Entries from a visual dataset
· · · ·

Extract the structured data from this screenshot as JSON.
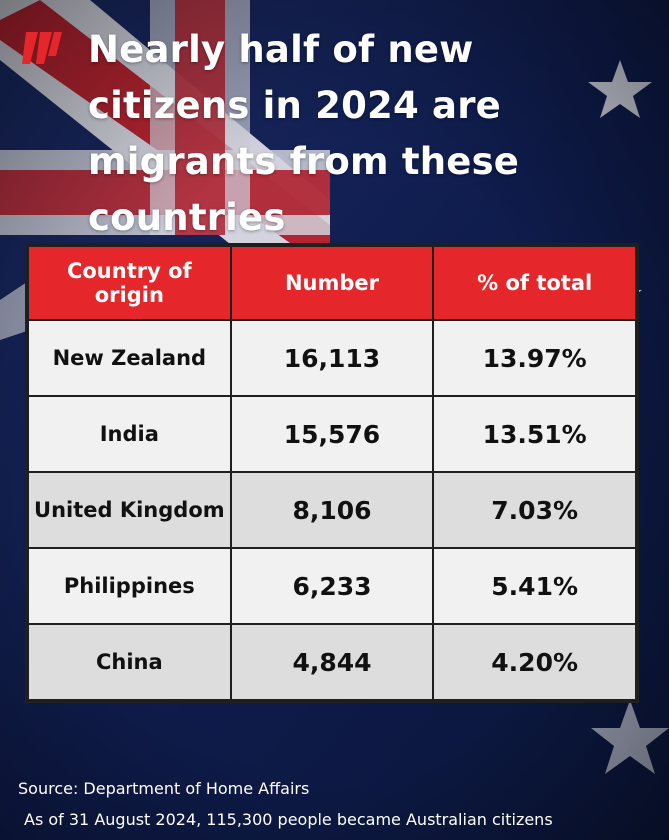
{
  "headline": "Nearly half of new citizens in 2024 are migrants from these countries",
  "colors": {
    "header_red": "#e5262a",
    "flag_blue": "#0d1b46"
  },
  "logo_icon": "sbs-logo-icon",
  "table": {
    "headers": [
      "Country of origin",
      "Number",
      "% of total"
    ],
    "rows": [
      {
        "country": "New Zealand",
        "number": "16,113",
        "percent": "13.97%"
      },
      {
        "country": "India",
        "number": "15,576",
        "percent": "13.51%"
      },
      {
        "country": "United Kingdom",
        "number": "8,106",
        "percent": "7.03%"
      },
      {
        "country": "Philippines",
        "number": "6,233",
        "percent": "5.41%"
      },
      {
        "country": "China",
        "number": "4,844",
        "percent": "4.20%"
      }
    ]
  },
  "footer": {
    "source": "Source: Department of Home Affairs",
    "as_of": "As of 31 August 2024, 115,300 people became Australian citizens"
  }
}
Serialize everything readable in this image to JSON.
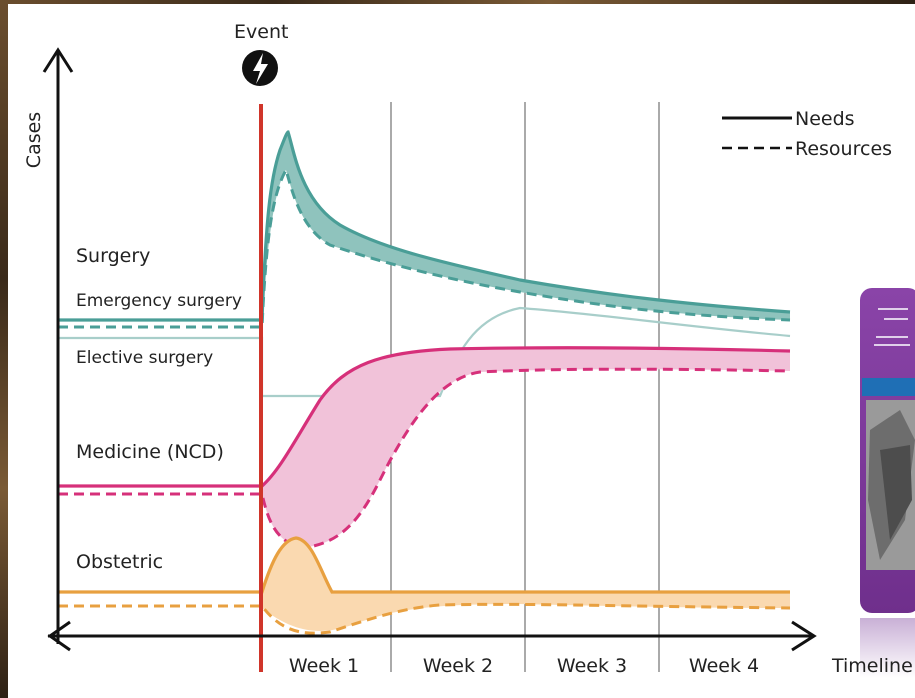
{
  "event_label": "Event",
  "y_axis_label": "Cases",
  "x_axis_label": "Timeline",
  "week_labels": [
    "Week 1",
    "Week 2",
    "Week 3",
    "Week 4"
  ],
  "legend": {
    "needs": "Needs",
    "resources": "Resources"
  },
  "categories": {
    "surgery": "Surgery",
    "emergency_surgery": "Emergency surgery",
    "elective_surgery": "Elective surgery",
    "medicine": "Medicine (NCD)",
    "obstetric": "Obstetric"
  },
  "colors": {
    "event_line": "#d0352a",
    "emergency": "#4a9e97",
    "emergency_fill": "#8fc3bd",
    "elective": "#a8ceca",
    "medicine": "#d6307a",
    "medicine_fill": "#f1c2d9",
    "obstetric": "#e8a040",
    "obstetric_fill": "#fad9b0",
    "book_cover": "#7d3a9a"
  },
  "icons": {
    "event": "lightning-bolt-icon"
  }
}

· · · ·

▶ EXERCISE
Quote only the lines that start at the line holding "Serialize everything readable" and end at the last line of the entries, including both of those lines, and omit every picture.

▶ ANSWER TO THIS PROBLEM
Serialize everything readable in this image to JSON.
{
  "event_label": "Event",
  "y_axis_label": "Cases",
  "x_axis_label": "Timeline",
  "week_labels": [
    "Week 1",
    "Week 2",
    "Week 3",
    "Week 4"
  ],
  "legend": {
    "needs": "Needs",
    "resources": "Resources"
  },
  "categories": {
    "surgery": "Surgery",
    "emergency_surgery": "Emergency surgery",
    "elective_surgery": "Elective surgery",
    "medicine": "Medicine (NCD)",
    "obstetric": "Obstetric"
  },
  "colors": {
    "event_line": "#d0352a",
    "emergency": "#4a9e97",
    "emergency_fill": "#8fc3bd",
    "elective": "#a8ceca",
    "medicine": "#d6307a",
    "medicine_fill": "#f1c2d9",
    "obstetric": "#e8a040",
    "obstetric_fill": "#fad9b0",
    "book_cover": "#7d3a9a"
  },
  "icons": {
    "event": "lightning-bolt-icon"
  }
}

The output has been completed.